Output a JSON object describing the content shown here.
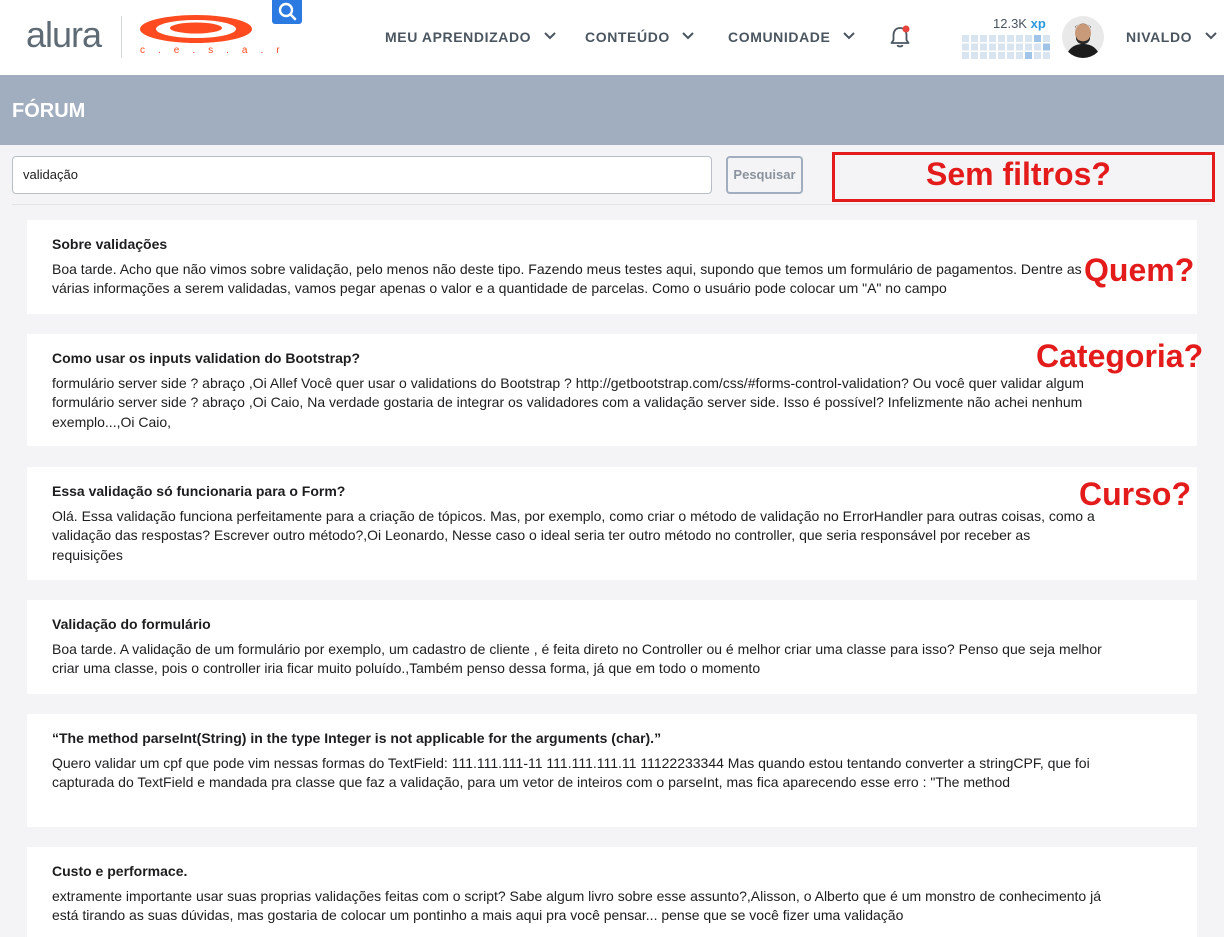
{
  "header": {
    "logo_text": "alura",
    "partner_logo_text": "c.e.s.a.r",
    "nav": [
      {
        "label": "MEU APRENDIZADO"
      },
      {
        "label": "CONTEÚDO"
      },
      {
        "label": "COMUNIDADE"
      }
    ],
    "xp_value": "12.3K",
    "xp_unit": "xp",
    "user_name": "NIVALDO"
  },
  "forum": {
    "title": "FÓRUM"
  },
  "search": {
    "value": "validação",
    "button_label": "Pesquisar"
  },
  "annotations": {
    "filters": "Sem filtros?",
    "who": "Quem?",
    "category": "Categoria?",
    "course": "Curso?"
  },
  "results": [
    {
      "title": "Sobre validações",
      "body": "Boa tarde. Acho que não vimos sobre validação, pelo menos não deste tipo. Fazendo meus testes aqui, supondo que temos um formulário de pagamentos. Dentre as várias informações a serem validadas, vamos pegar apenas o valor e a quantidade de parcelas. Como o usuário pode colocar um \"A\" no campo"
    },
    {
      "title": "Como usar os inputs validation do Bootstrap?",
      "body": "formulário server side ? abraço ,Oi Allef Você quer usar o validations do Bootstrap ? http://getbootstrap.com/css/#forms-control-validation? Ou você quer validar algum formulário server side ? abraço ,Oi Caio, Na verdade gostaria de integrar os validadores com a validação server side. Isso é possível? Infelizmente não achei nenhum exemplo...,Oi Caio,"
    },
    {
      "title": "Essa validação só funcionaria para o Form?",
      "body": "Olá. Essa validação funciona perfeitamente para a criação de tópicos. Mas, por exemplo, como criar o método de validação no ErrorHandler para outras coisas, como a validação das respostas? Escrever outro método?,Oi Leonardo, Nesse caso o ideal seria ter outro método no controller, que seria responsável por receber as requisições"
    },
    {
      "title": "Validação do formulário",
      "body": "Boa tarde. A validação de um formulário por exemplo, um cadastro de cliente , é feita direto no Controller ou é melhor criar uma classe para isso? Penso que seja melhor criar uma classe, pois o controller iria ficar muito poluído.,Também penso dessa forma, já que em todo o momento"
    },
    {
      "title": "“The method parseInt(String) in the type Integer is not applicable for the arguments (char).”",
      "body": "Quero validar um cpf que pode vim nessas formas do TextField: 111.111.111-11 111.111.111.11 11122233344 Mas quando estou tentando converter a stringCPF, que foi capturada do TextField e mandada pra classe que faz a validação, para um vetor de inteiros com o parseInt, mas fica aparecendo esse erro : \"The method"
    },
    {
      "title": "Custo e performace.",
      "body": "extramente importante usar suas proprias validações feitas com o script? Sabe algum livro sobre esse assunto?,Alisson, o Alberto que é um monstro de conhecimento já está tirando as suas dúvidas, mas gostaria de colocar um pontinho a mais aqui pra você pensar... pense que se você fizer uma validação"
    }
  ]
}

● TASK PROMPT:
Restate every record exactly, please; do not copy the pictures.

● EXERCISE RESPONSE:
Output a JSON object describing the content shown here.
{
  "header": {
    "logo_text": "alura",
    "partner_logo_text": "c.e.s.a.r",
    "nav": [
      {
        "label": "MEU APRENDIZADO"
      },
      {
        "label": "CONTEÚDO"
      },
      {
        "label": "COMUNIDADE"
      }
    ],
    "xp_value": "12.3K",
    "xp_unit": "xp",
    "user_name": "NIVALDO"
  },
  "forum": {
    "title": "FÓRUM"
  },
  "search": {
    "value": "validação",
    "button_label": "Pesquisar"
  },
  "annotations": {
    "filters": "Sem filtros?",
    "who": "Quem?",
    "category": "Categoria?",
    "course": "Curso?"
  },
  "results": [
    {
      "title": "Sobre validações",
      "body": "Boa tarde. Acho que não vimos sobre validação, pelo menos não deste tipo. Fazendo meus testes aqui, supondo que temos um formulário de pagamentos. Dentre as várias informações a serem validadas, vamos pegar apenas o valor e a quantidade de parcelas. Como o usuário pode colocar um \"A\" no campo"
    },
    {
      "title": "Como usar os inputs validation do Bootstrap?",
      "body": "formulário server side ? abraço ,Oi Allef Você quer usar o validations do Bootstrap ? http://getbootstrap.com/css/#forms-control-validation? Ou você quer validar algum formulário server side ? abraço ,Oi Caio, Na verdade gostaria de integrar os validadores com a validação server side. Isso é possível? Infelizmente não achei nenhum exemplo...,Oi Caio,"
    },
    {
      "title": "Essa validação só funcionaria para o Form?",
      "body": "Olá. Essa validação funciona perfeitamente para a criação de tópicos. Mas, por exemplo, como criar o método de validação no ErrorHandler para outras coisas, como a validação das respostas? Escrever outro método?,Oi Leonardo, Nesse caso o ideal seria ter outro método no controller, que seria responsável por receber as requisições"
    },
    {
      "title": "Validação do formulário",
      "body": "Boa tarde. A validação de um formulário por exemplo, um cadastro de cliente , é feita direto no Controller ou é melhor criar uma classe para isso? Penso que seja melhor criar uma classe, pois o controller iria ficar muito poluído.,Também penso dessa forma, já que em todo o momento"
    },
    {
      "title": "“The method parseInt(String) in the type Integer is not applicable for the arguments (char).”",
      "body": "Quero validar um cpf que pode vim nessas formas do TextField: 111.111.111-11 111.111.111.11 11122233344 Mas quando estou tentando converter a stringCPF, que foi capturada do TextField e mandada pra classe que faz a validação, para um vetor de inteiros com o parseInt, mas fica aparecendo esse erro : \"The method"
    },
    {
      "title": "Custo e performace.",
      "body": "extramente importante usar suas proprias validações feitas com o script? Sabe algum livro sobre esse assunto?,Alisson, o Alberto que é um monstro de conhecimento já está tirando as suas dúvidas, mas gostaria de colocar um pontinho a mais aqui pra você pensar... pense que se você fizer uma validação"
    }
  ]
}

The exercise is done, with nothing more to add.